**What to do:** Find every line containing the word "activities" and report the count, nothing more.

(Records excerpted from a collection)
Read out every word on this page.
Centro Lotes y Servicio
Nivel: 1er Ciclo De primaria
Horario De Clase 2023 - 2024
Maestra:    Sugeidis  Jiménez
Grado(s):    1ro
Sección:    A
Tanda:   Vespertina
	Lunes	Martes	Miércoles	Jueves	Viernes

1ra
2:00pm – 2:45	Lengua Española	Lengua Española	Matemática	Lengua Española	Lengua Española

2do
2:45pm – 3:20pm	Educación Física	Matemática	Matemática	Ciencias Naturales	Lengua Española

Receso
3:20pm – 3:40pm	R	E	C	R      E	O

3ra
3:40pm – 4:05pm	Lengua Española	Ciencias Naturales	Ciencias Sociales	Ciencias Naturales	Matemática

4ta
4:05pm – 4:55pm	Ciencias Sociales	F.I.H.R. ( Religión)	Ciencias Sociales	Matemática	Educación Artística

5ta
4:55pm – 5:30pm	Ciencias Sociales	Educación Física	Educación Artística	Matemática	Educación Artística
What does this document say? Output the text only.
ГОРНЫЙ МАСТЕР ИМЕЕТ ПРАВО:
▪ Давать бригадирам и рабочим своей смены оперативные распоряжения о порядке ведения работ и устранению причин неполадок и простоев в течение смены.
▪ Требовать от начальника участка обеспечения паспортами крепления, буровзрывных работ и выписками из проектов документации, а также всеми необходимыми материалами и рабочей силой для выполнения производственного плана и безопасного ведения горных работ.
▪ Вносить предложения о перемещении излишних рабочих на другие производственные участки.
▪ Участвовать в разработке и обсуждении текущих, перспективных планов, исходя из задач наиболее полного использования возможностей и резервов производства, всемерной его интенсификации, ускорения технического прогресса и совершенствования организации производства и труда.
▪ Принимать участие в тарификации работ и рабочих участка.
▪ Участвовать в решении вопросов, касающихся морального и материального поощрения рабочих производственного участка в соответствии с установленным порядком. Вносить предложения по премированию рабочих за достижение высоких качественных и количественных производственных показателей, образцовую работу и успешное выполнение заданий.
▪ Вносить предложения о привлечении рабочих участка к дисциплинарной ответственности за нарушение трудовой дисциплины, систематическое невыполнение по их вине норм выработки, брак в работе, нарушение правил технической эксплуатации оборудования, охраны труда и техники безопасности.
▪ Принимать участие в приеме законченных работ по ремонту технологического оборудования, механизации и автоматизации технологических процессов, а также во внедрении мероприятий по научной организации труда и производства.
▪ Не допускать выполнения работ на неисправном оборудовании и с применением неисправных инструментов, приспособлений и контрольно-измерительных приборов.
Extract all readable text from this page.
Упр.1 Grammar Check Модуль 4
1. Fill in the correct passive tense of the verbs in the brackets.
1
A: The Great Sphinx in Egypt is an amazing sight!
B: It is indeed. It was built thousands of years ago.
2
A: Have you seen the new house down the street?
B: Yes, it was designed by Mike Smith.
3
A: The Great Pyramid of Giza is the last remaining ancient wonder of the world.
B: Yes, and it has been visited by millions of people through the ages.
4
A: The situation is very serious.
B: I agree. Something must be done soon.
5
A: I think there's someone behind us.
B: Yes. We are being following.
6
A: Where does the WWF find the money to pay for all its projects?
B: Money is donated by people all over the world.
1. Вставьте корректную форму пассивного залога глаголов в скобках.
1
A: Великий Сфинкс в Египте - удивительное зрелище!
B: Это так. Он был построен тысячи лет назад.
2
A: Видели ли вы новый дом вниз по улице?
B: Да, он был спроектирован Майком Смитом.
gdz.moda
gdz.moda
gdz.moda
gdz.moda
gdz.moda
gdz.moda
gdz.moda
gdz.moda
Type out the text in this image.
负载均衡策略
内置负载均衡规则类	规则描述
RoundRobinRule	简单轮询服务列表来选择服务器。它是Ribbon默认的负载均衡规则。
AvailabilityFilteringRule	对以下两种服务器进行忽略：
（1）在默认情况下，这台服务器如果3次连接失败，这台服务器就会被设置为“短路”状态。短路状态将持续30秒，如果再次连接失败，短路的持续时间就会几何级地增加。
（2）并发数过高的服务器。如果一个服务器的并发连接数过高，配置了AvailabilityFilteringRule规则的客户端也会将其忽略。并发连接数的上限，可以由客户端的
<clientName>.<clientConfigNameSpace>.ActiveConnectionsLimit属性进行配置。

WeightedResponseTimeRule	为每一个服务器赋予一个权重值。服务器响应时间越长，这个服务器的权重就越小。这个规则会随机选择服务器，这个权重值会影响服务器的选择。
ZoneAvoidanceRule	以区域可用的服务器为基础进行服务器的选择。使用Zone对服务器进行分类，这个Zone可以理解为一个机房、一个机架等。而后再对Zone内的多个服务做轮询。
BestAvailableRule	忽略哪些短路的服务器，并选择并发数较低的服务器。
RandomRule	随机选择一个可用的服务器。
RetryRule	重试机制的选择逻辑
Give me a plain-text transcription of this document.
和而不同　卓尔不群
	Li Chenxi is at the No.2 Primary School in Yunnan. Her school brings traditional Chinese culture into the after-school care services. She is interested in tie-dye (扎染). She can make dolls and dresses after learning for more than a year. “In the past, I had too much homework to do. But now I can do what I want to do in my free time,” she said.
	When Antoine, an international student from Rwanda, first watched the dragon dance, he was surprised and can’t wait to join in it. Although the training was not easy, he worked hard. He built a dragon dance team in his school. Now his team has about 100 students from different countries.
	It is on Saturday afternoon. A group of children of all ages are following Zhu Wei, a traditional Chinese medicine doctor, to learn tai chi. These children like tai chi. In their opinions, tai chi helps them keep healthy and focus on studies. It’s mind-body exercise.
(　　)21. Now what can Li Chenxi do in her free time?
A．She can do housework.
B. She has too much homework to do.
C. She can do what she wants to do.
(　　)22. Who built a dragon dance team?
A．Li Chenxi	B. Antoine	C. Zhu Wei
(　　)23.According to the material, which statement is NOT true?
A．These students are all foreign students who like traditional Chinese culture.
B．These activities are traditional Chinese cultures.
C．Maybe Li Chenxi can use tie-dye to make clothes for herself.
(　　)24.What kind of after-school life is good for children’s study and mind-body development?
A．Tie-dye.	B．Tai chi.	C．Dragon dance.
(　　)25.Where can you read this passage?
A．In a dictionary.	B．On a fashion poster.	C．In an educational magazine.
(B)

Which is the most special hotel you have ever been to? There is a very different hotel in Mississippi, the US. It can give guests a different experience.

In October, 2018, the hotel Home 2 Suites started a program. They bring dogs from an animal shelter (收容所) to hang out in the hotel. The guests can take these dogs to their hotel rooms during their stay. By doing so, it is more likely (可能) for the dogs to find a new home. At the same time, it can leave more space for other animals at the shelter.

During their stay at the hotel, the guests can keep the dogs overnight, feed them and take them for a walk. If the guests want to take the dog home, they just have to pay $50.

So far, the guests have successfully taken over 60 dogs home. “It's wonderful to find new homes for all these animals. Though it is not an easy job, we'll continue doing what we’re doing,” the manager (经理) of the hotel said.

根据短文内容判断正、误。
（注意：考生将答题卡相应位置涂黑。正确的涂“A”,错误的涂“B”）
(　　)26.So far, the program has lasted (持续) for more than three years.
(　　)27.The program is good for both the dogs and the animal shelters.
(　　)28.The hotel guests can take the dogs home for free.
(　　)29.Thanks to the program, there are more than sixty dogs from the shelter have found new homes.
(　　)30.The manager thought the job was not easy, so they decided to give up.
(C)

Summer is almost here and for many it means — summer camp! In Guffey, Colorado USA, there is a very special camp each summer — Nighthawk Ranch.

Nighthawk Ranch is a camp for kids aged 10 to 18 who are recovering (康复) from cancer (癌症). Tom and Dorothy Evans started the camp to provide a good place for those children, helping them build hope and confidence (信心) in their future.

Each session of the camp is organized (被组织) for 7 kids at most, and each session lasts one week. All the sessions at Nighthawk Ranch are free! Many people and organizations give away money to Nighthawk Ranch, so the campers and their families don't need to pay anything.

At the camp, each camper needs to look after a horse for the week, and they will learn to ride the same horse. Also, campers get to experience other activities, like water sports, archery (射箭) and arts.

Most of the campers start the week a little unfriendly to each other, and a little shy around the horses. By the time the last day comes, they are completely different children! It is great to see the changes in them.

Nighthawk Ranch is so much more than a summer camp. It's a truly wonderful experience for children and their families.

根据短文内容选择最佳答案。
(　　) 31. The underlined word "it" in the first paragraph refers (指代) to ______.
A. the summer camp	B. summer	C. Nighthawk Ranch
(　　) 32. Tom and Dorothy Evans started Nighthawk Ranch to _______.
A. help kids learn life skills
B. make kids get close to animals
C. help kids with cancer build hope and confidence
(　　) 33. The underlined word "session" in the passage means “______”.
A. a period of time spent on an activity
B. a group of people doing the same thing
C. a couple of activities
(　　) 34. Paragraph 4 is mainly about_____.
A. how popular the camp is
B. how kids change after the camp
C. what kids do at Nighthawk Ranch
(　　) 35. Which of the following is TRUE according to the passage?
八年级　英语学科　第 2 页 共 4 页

**Task answer:** 3